Stored dataset items
■ ■ ■
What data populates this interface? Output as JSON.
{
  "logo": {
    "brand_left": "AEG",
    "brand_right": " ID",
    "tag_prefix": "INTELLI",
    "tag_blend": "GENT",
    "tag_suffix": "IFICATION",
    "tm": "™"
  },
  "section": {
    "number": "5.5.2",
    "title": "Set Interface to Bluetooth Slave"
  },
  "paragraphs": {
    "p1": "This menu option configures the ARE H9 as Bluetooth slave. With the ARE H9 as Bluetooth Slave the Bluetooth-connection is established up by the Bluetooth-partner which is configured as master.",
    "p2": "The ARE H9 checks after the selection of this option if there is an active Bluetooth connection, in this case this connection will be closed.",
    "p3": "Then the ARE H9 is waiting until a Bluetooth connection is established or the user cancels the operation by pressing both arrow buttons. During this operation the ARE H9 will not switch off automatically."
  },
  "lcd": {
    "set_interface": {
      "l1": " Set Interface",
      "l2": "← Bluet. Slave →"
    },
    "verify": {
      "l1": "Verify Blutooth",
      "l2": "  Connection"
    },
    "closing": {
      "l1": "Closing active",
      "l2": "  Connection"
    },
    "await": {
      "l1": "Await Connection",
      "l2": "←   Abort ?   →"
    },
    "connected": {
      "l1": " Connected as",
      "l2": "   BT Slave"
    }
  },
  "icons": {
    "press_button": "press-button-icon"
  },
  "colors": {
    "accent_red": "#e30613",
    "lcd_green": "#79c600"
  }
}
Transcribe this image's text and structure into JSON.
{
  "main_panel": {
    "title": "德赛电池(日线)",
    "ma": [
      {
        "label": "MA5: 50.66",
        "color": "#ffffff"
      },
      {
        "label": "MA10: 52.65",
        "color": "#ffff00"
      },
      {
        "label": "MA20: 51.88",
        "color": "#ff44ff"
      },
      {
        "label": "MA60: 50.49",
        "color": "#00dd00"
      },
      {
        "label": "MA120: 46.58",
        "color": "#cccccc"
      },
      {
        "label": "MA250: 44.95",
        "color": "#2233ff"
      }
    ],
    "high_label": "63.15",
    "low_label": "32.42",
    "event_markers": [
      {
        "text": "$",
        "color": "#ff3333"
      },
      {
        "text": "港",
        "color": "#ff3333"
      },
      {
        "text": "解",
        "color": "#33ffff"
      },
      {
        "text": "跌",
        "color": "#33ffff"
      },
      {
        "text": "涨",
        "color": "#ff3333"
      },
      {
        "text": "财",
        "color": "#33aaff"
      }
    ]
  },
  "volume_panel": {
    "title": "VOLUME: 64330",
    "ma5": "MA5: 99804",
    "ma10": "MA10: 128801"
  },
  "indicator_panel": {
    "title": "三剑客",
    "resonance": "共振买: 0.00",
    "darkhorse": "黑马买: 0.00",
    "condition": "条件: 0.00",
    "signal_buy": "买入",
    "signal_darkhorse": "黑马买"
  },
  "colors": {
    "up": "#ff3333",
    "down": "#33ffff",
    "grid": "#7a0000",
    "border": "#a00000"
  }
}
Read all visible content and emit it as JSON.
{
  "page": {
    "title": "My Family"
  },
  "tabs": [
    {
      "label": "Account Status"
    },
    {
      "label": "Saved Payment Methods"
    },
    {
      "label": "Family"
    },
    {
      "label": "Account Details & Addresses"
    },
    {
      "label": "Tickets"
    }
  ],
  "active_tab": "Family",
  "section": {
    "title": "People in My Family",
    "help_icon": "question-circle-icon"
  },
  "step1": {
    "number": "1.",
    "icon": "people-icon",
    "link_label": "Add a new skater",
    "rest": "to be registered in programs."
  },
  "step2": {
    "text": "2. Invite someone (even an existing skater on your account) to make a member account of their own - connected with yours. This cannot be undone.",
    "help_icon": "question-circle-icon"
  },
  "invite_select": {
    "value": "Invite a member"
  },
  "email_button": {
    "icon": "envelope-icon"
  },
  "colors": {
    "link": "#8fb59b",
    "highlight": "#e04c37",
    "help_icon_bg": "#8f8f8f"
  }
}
■ ■ ■
- TASK INSTRUCTIONS: Return every line of the material exactly.

- ANSWER FOR THE TASK:
What data populates this interface? Output as JSON.
{
  "logo": {
    "brand_left": "AEG",
    "brand_right": " ID",
    "tag_prefix": "INTELLI",
    "tag_blend": "GENT",
    "tag_suffix": "IFICATION",
    "tm": "™"
  },
  "section": {
    "number": "5.5.2",
    "title": "Set Interface to Bluetooth Slave"
  },
  "paragraphs": {
    "p1": "This menu option configures the ARE H9 as Bluetooth slave. With the ARE H9 as Bluetooth Slave the Bluetooth-connection is established up by the Bluetooth-partner which is configured as master.",
    "p2": "The ARE H9 checks after the selection of this option if there is an active Bluetooth connection, in this case this connection will be closed.",
    "p3": "Then the ARE H9 is waiting until a Bluetooth connection is established or the user cancels the operation by pressing both arrow buttons. During this operation the ARE H9 will not switch off automatically."
  },
  "lcd": {
    "set_interface": {
      "l1": " Set Interface",
      "l2": "← Bluet. Slave →"
    },
    "verify": {
      "l1": "Verify Blutooth",
      "l2": "  Connection"
    },
    "closing": {
      "l1": "Closing active",
      "l2": "  Connection"
    },
    "await": {
      "l1": "Await Connection",
      "l2": "←   Abort ?   →"
    },
    "connected": {
      "l1": " Connected as",
      "l2": "   BT Slave"
    }
  },
  "icons": {
    "press_button": "press-button-icon"
  },
  "colors": {
    "accent_red": "#e30613",
    "lcd_green": "#79c600"
  }
}
Transcribe this image's text and structure into JSON.
{
  "main_panel": {
    "title": "德赛电池(日线)",
    "ma": [
      {
        "label": "MA5: 50.66",
        "color": "#ffffff"
      },
      {
        "label": "MA10: 52.65",
        "color": "#ffff00"
      },
      {
        "label": "MA20: 51.88",
        "color": "#ff44ff"
      },
      {
        "label": "MA60: 50.49",
        "color": "#00dd00"
      },
      {
        "label": "MA120: 46.58",
        "color": "#cccccc"
      },
      {
        "label": "MA250: 44.95",
        "color": "#2233ff"
      }
    ],
    "high_label": "63.15",
    "low_label": "32.42",
    "event_markers": [
      {
        "text": "$",
        "color": "#ff3333"
      },
      {
        "text": "港",
        "color": "#ff3333"
      },
      {
        "text": "解",
        "color": "#33ffff"
      },
      {
        "text": "跌",
        "color": "#33ffff"
      },
      {
        "text": "涨",
        "color": "#ff3333"
      },
      {
        "text": "财",
        "color": "#33aaff"
      }
    ]
  },
  "volume_panel": {
    "title": "VOLUME: 64330",
    "ma5": "MA5: 99804",
    "ma10": "MA10: 128801"
  },
  "indicator_panel": {
    "title": "三剑客",
    "resonance": "共振买: 0.00",
    "darkhorse": "黑马买: 0.00",
    "condition": "条件: 0.00",
    "signal_buy": "买入",
    "signal_darkhorse": "黑马买"
  },
  "colors": {
    "up": "#ff3333",
    "down": "#33ffff",
    "grid": "#7a0000",
    "border": "#a00000"
  }
}
Read all visible content and emit it as JSON.
{
  "page": {
    "title": "My Family"
  },
  "tabs": [
    {
      "label": "Account Status"
    },
    {
      "label": "Saved Payment Methods"
    },
    {
      "label": "Family"
    },
    {
      "label": "Account Details & Addresses"
    },
    {
      "label": "Tickets"
    }
  ],
  "active_tab": "Family",
  "section": {
    "title": "People in My Family",
    "help_icon": "question-circle-icon"
  },
  "step1": {
    "number": "1.",
    "icon": "people-icon",
    "link_label": "Add a new skater",
    "rest": "to be registered in programs."
  },
  "step2": {
    "text": "2. Invite someone (even an existing skater on your account) to make a member account of their own - connected with yours. This cannot be undone.",
    "help_icon": "question-circle-icon"
  },
  "invite_select": {
    "value": "Invite a member"
  },
  "email_button": {
    "icon": "envelope-icon"
  },
  "colors": {
    "link": "#8fb59b",
    "highlight": "#e04c37",
    "help_icon_bg": "#8f8f8f"
  }
}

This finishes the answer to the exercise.